* [EXERCISE BRIEF]:
Your task is to copy every line of the records below that contains "page".

* [RECORDS FOR PROCESSING]:

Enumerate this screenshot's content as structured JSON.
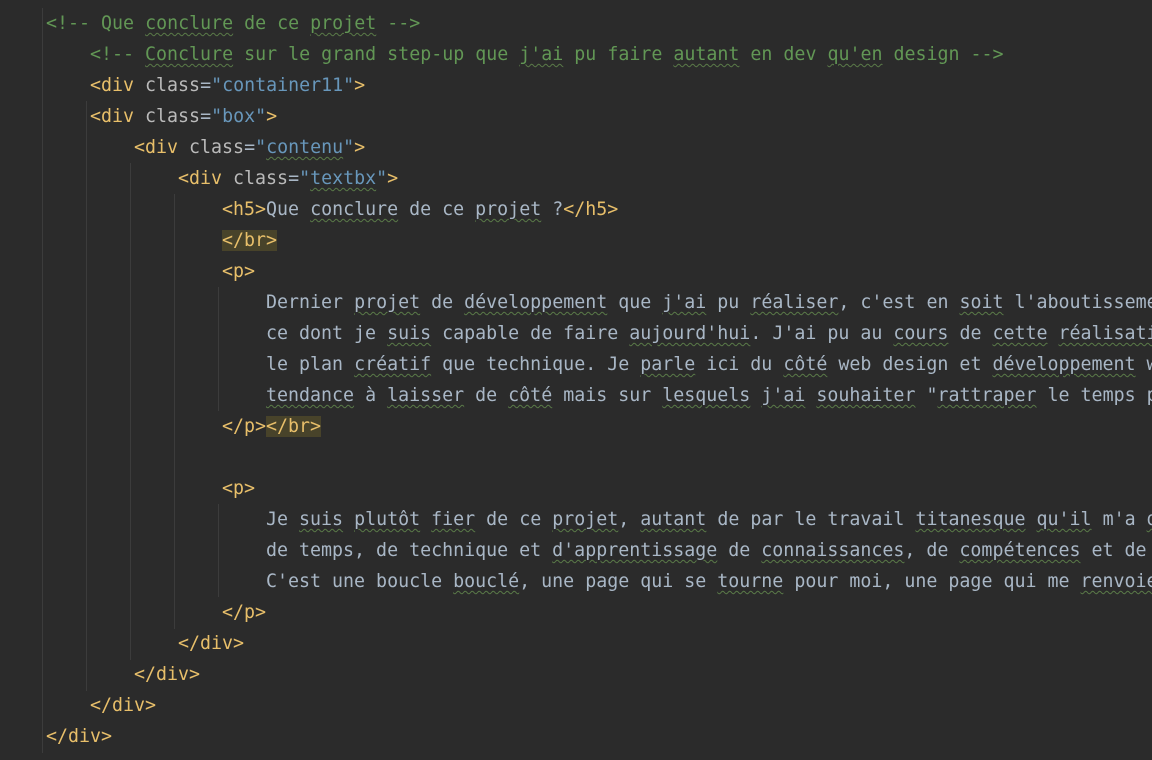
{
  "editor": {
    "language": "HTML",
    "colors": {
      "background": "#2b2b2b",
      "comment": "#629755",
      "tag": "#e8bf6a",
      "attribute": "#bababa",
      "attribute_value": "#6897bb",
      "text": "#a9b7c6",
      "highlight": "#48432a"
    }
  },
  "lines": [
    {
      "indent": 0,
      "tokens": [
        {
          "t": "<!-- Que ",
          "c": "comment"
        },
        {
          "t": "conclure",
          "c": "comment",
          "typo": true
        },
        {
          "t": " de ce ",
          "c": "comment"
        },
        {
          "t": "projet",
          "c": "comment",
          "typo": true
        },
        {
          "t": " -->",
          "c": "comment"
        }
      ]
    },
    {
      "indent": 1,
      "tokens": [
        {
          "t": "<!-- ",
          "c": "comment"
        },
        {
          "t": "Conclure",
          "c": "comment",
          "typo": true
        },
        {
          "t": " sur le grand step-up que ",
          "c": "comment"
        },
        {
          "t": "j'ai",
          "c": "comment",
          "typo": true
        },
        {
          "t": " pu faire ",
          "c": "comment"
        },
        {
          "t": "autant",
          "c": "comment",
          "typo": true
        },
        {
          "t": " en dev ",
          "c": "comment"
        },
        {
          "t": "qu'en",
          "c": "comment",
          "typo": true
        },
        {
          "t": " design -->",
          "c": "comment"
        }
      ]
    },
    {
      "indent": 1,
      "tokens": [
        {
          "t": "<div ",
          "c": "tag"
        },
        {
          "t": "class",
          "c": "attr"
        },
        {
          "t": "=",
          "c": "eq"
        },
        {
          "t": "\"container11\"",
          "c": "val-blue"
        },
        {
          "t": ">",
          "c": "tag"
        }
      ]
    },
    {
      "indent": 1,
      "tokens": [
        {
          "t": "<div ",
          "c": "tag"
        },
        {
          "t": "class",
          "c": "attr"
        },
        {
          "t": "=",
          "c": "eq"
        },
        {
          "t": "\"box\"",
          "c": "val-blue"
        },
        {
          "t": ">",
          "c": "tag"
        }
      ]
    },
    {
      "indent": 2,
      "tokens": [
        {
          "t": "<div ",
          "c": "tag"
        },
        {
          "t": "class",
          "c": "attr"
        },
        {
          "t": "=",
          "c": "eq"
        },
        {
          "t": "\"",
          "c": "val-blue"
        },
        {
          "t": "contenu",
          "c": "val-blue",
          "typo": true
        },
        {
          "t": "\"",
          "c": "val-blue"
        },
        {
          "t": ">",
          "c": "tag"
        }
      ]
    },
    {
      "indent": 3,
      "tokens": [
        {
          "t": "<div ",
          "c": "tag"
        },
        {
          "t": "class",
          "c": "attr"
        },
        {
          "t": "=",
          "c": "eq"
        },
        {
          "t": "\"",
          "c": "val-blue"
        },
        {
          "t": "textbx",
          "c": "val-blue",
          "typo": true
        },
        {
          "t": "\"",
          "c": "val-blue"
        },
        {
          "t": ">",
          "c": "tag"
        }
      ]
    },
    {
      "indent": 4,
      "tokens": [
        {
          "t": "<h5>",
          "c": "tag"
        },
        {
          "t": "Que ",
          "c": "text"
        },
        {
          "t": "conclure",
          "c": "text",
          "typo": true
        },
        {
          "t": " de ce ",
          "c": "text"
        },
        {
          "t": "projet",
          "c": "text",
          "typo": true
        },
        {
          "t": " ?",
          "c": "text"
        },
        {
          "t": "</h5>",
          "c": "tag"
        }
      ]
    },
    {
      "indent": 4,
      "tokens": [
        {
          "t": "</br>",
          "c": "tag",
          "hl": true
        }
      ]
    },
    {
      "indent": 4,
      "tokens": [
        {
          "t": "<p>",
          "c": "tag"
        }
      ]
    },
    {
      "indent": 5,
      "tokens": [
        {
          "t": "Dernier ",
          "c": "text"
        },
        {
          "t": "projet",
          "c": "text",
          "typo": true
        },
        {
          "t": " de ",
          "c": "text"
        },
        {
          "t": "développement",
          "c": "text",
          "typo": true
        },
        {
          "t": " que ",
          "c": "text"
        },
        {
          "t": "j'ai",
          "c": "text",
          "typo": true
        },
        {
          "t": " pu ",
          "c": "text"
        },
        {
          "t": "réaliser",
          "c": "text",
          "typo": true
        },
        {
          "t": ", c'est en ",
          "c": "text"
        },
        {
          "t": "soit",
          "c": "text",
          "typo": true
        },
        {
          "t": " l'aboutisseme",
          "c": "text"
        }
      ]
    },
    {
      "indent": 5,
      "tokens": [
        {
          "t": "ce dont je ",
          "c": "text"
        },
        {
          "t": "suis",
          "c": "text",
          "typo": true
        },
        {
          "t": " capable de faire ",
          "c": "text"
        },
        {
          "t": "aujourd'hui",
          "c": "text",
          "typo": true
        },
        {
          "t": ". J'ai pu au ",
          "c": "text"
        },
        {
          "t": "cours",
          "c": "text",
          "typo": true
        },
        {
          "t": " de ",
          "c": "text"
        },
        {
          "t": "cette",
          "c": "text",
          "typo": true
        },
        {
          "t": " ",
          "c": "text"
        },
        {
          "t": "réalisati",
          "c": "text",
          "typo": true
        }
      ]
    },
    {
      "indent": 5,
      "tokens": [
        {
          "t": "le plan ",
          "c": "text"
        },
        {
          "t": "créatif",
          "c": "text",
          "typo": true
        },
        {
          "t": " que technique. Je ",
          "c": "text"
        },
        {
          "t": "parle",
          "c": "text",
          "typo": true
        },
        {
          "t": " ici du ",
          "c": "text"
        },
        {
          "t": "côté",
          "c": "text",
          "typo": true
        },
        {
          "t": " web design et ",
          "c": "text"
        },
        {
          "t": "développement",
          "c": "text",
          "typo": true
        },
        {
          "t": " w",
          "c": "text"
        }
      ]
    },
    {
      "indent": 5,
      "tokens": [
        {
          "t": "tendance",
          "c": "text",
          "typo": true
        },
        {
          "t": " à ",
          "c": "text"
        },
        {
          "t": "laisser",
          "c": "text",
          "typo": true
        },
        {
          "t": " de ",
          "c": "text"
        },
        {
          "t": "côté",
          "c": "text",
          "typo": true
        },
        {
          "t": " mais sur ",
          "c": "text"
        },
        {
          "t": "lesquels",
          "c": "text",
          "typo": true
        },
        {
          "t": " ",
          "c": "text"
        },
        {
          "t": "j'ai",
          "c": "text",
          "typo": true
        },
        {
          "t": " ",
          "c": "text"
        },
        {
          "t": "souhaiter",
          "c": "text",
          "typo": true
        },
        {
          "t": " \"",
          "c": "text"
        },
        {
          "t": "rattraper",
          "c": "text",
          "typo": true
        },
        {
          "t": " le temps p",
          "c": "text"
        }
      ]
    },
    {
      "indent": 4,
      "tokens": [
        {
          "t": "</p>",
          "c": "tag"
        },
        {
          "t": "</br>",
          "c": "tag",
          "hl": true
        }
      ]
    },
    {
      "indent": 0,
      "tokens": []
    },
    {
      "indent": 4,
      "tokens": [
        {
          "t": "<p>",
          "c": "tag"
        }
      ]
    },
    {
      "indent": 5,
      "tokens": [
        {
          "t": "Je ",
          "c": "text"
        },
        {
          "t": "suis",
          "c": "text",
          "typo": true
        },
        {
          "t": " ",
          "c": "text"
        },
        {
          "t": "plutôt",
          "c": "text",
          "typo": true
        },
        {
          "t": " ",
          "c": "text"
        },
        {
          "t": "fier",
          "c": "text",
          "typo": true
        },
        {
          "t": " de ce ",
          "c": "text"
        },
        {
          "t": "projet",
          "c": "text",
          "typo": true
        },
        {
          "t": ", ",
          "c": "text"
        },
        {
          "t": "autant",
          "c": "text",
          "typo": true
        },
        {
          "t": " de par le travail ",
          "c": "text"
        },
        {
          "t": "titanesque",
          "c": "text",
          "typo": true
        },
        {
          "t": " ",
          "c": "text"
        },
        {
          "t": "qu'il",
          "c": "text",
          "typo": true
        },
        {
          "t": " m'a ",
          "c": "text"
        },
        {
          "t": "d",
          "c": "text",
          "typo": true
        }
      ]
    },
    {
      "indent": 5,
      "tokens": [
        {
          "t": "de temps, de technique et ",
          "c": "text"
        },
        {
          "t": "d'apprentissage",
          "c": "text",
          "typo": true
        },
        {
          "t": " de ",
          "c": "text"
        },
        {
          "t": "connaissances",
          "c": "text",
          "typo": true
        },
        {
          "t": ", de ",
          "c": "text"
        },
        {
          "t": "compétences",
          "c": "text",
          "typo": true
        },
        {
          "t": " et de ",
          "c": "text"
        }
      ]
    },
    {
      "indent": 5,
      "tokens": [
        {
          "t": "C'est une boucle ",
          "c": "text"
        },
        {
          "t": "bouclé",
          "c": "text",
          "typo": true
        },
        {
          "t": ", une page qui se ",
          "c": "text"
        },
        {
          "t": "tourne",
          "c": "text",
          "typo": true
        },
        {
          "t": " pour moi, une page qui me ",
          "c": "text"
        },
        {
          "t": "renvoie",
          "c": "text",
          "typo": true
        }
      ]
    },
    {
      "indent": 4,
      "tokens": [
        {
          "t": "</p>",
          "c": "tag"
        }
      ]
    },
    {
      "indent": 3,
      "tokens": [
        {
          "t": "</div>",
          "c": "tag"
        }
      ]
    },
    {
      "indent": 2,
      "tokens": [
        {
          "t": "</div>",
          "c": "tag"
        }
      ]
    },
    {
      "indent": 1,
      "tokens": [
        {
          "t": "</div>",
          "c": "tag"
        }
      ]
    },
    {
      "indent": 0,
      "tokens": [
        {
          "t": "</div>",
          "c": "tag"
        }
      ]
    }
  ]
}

* [FULL OUTPUT]:
          "t": ", une page qui se ",
          "t": " pour moi, une page qui me ",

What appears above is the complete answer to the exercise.